(Dataset entries on figures)
○ ○ ○ ○ ○ ○ ○
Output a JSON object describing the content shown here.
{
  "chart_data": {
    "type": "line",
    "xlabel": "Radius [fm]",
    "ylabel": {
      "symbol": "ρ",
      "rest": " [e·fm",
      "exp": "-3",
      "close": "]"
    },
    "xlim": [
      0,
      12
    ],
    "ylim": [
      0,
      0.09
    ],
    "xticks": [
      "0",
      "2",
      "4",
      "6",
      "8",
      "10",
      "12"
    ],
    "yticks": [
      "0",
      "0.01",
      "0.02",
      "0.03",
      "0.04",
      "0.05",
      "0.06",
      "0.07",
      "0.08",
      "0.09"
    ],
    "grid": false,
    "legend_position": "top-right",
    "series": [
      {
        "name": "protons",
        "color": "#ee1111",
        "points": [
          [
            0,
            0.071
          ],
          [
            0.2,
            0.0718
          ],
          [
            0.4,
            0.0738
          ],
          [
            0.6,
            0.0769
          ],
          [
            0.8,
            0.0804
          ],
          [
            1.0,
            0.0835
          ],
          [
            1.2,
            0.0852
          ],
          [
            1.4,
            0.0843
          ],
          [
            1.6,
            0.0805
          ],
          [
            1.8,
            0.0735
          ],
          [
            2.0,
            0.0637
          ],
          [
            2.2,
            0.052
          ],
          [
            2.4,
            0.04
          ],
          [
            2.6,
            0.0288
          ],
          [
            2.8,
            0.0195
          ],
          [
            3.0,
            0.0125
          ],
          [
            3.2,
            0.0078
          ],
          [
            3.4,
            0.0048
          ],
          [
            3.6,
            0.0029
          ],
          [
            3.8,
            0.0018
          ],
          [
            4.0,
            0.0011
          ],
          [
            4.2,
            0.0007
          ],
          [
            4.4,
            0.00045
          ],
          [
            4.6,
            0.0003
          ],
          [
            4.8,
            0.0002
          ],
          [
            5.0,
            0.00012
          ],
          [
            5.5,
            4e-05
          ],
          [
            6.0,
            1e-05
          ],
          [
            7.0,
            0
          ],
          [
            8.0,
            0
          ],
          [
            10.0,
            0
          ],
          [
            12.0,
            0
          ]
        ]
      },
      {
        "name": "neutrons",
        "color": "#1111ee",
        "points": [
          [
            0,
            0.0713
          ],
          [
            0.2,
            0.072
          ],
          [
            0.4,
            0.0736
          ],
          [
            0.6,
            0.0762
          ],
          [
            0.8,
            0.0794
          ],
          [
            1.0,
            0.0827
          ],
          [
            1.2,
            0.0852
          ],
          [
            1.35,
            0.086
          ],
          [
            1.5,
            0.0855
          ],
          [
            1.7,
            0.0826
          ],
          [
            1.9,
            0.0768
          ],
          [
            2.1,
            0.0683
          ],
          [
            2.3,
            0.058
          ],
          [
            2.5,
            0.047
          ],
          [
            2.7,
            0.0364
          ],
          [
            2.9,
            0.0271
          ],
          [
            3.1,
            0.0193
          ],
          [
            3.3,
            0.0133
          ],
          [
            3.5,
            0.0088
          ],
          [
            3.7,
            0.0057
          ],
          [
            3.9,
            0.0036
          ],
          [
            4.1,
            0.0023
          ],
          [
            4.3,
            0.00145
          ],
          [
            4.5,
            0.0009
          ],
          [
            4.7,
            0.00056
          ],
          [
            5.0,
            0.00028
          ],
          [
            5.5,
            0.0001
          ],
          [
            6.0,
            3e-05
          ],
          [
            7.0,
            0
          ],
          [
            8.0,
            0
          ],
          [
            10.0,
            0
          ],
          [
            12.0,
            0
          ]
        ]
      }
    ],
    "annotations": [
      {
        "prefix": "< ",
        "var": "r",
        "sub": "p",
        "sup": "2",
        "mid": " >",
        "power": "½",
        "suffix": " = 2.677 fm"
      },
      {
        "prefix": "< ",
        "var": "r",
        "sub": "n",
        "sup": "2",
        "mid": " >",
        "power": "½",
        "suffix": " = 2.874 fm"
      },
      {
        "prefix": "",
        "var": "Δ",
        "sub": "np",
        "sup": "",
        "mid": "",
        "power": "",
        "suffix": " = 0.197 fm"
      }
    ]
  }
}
○ ○ ○ ○ ○ ○ ○
* [Goal]
Each line of the material must be restated exactly.

* [Task solution]
Output a JSON object describing the content shown here.
{
  "chart_data": {
    "type": "line",
    "xlabel": "Radius [fm]",
    "ylabel": {
      "symbol": "ρ",
      "rest": " [e·fm",
      "exp": "-3",
      "close": "]"
    },
    "xlim": [
      0,
      12
    ],
    "ylim": [
      0,
      0.09
    ],
    "xticks": [
      "0",
      "2",
      "4",
      "6",
      "8",
      "10",
      "12"
    ],
    "yticks": [
      "0",
      "0.01",
      "0.02",
      "0.03",
      "0.04",
      "0.05",
      "0.06",
      "0.07",
      "0.08",
      "0.09"
    ],
    "grid": false,
    "legend_position": "top-right",
    "series": [
      {
        "name": "protons",
        "color": "#ee1111",
        "points": [
          [
            0,
            0.071
          ],
          [
            0.2,
            0.0718
          ],
          [
            0.4,
            0.0738
          ],
          [
            0.6,
            0.0769
          ],
          [
            0.8,
            0.0804
          ],
          [
            1.0,
            0.0835
          ],
          [
            1.2,
            0.0852
          ],
          [
            1.4,
            0.0843
          ],
          [
            1.6,
            0.0805
          ],
          [
            1.8,
            0.0735
          ],
          [
            2.0,
            0.0637
          ],
          [
            2.2,
            0.052
          ],
          [
            2.4,
            0.04
          ],
          [
            2.6,
            0.0288
          ],
          [
            2.8,
            0.0195
          ],
          [
            3.0,
            0.0125
          ],
          [
            3.2,
            0.0078
          ],
          [
            3.4,
            0.0048
          ],
          [
            3.6,
            0.0029
          ],
          [
            3.8,
            0.0018
          ],
          [
            4.0,
            0.0011
          ],
          [
            4.2,
            0.0007
          ],
          [
            4.4,
            0.00045
          ],
          [
            4.6,
            0.0003
          ],
          [
            4.8,
            0.0002
          ],
          [
            5.0,
            0.00012
          ],
          [
            5.5,
            4e-05
          ],
          [
            6.0,
            1e-05
          ],
          [
            7.0,
            0
          ],
          [
            8.0,
            0
          ],
          [
            10.0,
            0
          ],
          [
            12.0,
            0
          ]
        ]
      },
      {
        "name": "neutrons",
        "color": "#1111ee",
        "points": [
          [
            0,
            0.0713
          ],
          [
            0.2,
            0.072
          ],
          [
            0.4,
            0.0736
          ],
          [
            0.6,
            0.0762
          ],
          [
            0.8,
            0.0794
          ],
          [
            1.0,
            0.0827
          ],
          [
            1.2,
            0.0852
          ],
          [
            1.35,
            0.086
          ],
          [
            1.5,
            0.0855
          ],
          [
            1.7,
            0.0826
          ],
          [
            1.9,
            0.0768
          ],
          [
            2.1,
            0.0683
          ],
          [
            2.3,
            0.058
          ],
          [
            2.5,
            0.047
          ],
          [
            2.7,
            0.0364
          ],
          [
            2.9,
            0.0271
          ],
          [
            3.1,
            0.0193
          ],
          [
            3.3,
            0.0133
          ],
          [
            3.5,
            0.0088
          ],
          [
            3.7,
            0.0057
          ],
          [
            3.9,
            0.0036
          ],
          [
            4.1,
            0.0023
          ],
          [
            4.3,
            0.00145
          ],
          [
            4.5,
            0.0009
          ],
          [
            4.7,
            0.00056
          ],
          [
            5.0,
            0.00028
          ],
          [
            5.5,
            0.0001
          ],
          [
            6.0,
            3e-05
          ],
          [
            7.0,
            0
          ],
          [
            8.0,
            0
          ],
          [
            10.0,
            0
          ],
          [
            12.0,
            0
          ]
        ]
      }
    ],
    "annotations": [
      {
        "prefix": "< ",
        "var": "r",
        "sub": "p",
        "sup": "2",
        "mid": " >",
        "power": "½",
        "suffix": " = 2.677 fm"
      },
      {
        "prefix": "< ",
        "var": "r",
        "sub": "n",
        "sup": "2",
        "mid": " >",
        "power": "½",
        "suffix": " = 2.874 fm"
      },
      {
        "prefix": "",
        "var": "Δ",
        "sub": "np",
        "sup": "",
        "mid": "",
        "power": "",
        "suffix": " = 0.197 fm"
      }
    ]
  }
}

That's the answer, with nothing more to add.